Your task is to transcribe the records exactly, skipping every image.

***** Material for this task *****

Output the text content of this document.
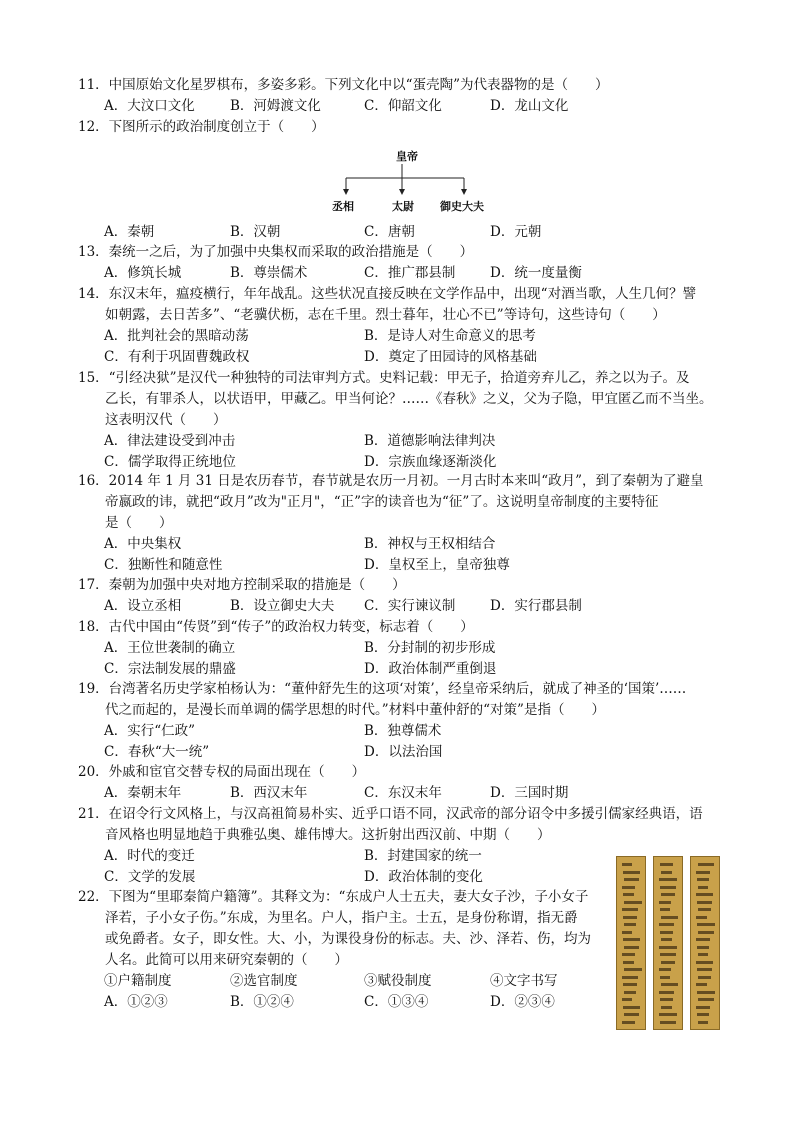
11．中国原始文化星罗棋布，多姿多彩。下列文化中以“蛋壳陶”为代表器物的是（　　）
A．大汶口文化	B．河姆渡文化	C．仰韶文化	D．龙山文化
12．下图所示的政治制度创立于（　　）
皇帝
丞相	太尉 御史大夫
A．秦朝	B．汉朝	C．唐朝	D．元朝
13．秦统一之后，为了加强中央集权而采取的政治措施是（　　）
A．修筑长城	B．尊崇儒术	C．推广郡县制	D．统一度量衡
14．东汉末年，瘟疫横行，年年战乱。这些状况直接反映在文学作品中，出现“对酒当歌，人生几何？譬
　　如朝露，去日苦多”、“老骥伏枥，志在千里。烈士暮年，壮心不已”等诗句，这些诗句（　　）
A．批判社会的黑暗动荡	B．是诗人对生命意义的思考
C．有利于巩固曹魏政权	D．奠定了田园诗的风格基础
15．“引经决狱”是汉代一种独特的司法审判方式。史料记载：甲无子，拾道旁弃儿乙，养之以为子。及
　　乙长，有罪杀人，以状语甲，甲藏乙。甲当何论？……《春秋》之义，父为子隐，甲宜匿乙而不当坐。
　　这表明汉代（　　）
A．律法建设受到冲击	B．道德影响法律判决
C．儒学取得正统地位	D．宗族血缘逐渐淡化
16．2014 年 1 月 31 日是农历春节，春节就是农历一月初。一月古时本来叫“政月”，到了秦朝为了避皇
　　帝嬴政的讳，就把“政月”改为"正月"，“正”字的读音也为“征”了。这说明皇帝制度的主要特征
　　是（　　）
A．中央集权	B．神权与王权相结合
C．独断性和随意性	D．皇权至上，皇帝独尊
17．秦朝为加强中央对地方控制采取的措施是（　　）
A．设立丞相	B．设立御史大夫 C．实行谏议制	D．实行郡县制
18．古代中国由“传贤”到“传子”的政治权力转变，标志着（　　）
A．王位世袭制的确立	B．分封制的初步形成
C．宗法制发展的鼎盛	D．政治体制严重倒退
19．台湾著名历史学家柏杨认为：“董仲舒先生的这项‘对策’，经皇帝采纳后，就成了神圣的‘国策’……
　　代之而起的，是漫长而单调的儒学思想的时代。”材料中董仲舒的“对策”是指（　　）
A．实行“仁政”	B．独尊儒术
C．春秋“大一统”	D．以法治国
20．外戚和宦官交替专权的局面出现在（　　）
A．秦朝末年	B．西汉末年	C．东汉末年	D．三国时期
21．在诏令行文风格上，与汉高祖简易朴实、近乎口语不同，汉武帝的部分诏令中多援引儒家经典语，语
　　音风格也明显地趋于典雅弘奥、雄伟博大。这折射出西汉前、中期（　　）
A．时代的变迁	B．封建国家的统一
C．文学的发展	D．政治体制的变化
22．下图为“里耶秦简户籍簿”。其释文为：“东成户人士五夫，妻大女子沙，子小女子
　　泽若，子小女子伤。”东成，为里名。户人，指户主。士五，是身份称谓，指无爵
　　或免爵者。女子，即女性。大、小，为课役身份的标志。夫、沙、泽若、伤，均为
　　人名。此简可以用来研究秦朝的（　　）
①户籍制度	②选官制度	③赋役制度	④文字书写
A．①②③	B．①②④	C．①③④	D．②③④
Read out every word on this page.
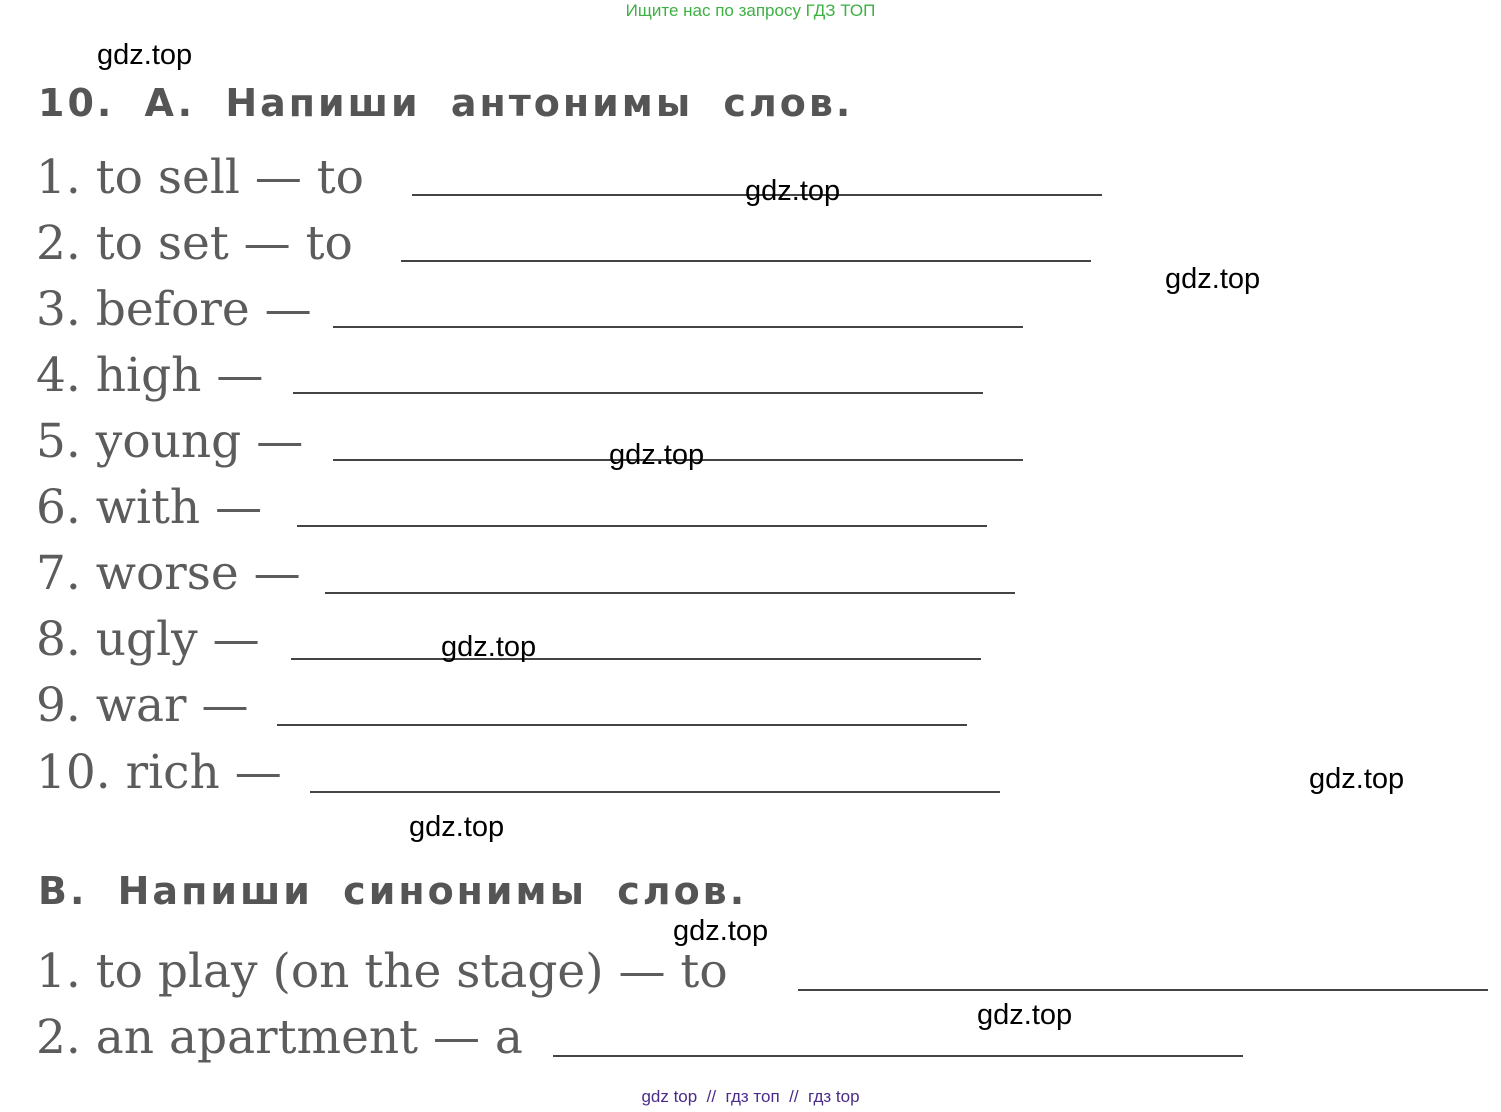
Ищите нас по запросу ГДЗ ТОП
10. A. Напиши антонимы слов.
1. to sell — to
2. to set — to
3. before —
4. high —
5. young —
6. with —
7. worse —
8. ugly —
9. war —
10. rich —
B. Напиши синонимы слов.
1. to play (on the stage) — to
2. an apartment — a
gdz.top
gdz.top
gdz.top
gdz.top
gdz.top
gdz.top
gdz.top
gdz.top
gdz.top
gdz top  //  гдз топ  //  гдз top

*****

The reply =
Output the text content of this document.
11．中国原始文化星罗棋布，多姿多彩。下列文化中以“蛋壳陶”为代表器物的是（　　）
A．大汶口文化	B．河姆渡文化	C．仰韶文化	D．龙山文化
12．下图所示的政治制度创立于（　　）
皇帝
丞相	太尉 御史大夫
A．秦朝	B．汉朝	C．唐朝	D．元朝
13．秦统一之后，为了加强中央集权而采取的政治措施是（　　）
A．修筑长城	B．尊崇儒术	C．推广郡县制	D．统一度量衡
14．东汉末年，瘟疫横行，年年战乱。这些状况直接反映在文学作品中，出现“对酒当歌，人生几何？譬
　　如朝露，去日苦多”、“老骥伏枥，志在千里。烈士暮年，壮心不已”等诗句，这些诗句（　　）
A．批判社会的黑暗动荡	B．是诗人对生命意义的思考
C．有利于巩固曹魏政权	D．奠定了田园诗的风格基础
15．“引经决狱”是汉代一种独特的司法审判方式。史料记载：甲无子，拾道旁弃儿乙，养之以为子。及
　　乙长，有罪杀人，以状语甲，甲藏乙。甲当何论？……《春秋》之义，父为子隐，甲宜匿乙而不当坐。
　　这表明汉代（　　）
A．律法建设受到冲击	B．道德影响法律判决
C．儒学取得正统地位	D．宗族血缘逐渐淡化
16．2014 年 1 月 31 日是农历春节，春节就是农历一月初。一月古时本来叫“政月”，到了秦朝为了避皇
　　帝嬴政的讳，就把“政月”改为"正月"，“正”字的读音也为“征”了。这说明皇帝制度的主要特征
　　是（　　）
A．中央集权	B．神权与王权相结合
C．独断性和随意性	D．皇权至上，皇帝独尊
17．秦朝为加强中央对地方控制采取的措施是（　　）
A．设立丞相	B．设立御史大夫 C．实行谏议制	D．实行郡县制
18．古代中国由“传贤”到“传子”的政治权力转变，标志着（　　）
A．王位世袭制的确立	B．分封制的初步形成
C．宗法制发展的鼎盛	D．政治体制严重倒退
19．台湾著名历史学家柏杨认为：“董仲舒先生的这项‘对策’，经皇帝采纳后，就成了神圣的‘国策’……
　　代之而起的，是漫长而单调的儒学思想的时代。”材料中董仲舒的“对策”是指（　　）
A．实行“仁政”	B．独尊儒术
C．春秋“大一统”	D．以法治国
20．外戚和宦官交替专权的局面出现在（　　）
A．秦朝末年	B．西汉末年	C．东汉末年	D．三国时期
21．在诏令行文风格上，与汉高祖简易朴实、近乎口语不同，汉武帝的部分诏令中多援引儒家经典语，语
　　音风格也明显地趋于典雅弘奥、雄伟博大。这折射出西汉前、中期（　　）
A．时代的变迁	B．封建国家的统一
C．文学的发展	D．政治体制的变化
22．下图为“里耶秦简户籍簿”。其释文为：“东成户人士五夫，妻大女子沙，子小女子
　　泽若，子小女子伤。”东成，为里名。户人，指户主。士五，是身份称谓，指无爵
　　或免爵者。女子，即女性。大、小，为课役身份的标志。夫、沙、泽若、伤，均为
　　人名。此简可以用来研究秦朝的（　　）
①户籍制度	②选官制度	③赋役制度	④文字书写
A．①②③	B．①②④	C．①③④	D．②③④
Read out every word on this page.
Ищите нас по запросу ГДЗ ТОП
10. A. Напиши антонимы слов.
1. to sell — to
2. to set — to
3. before —
4. high —
5. young —
6. with —
7. worse —
8. ugly —
9. war —
10. rich —
B. Напиши синонимы слов.
1. to play (on the stage) — to
2. an apartment — a
gdz.top
gdz.top
gdz.top
gdz.top
gdz.top
gdz.top
gdz.top
gdz.top
gdz.top
gdz top  //  гдз топ  //  гдз top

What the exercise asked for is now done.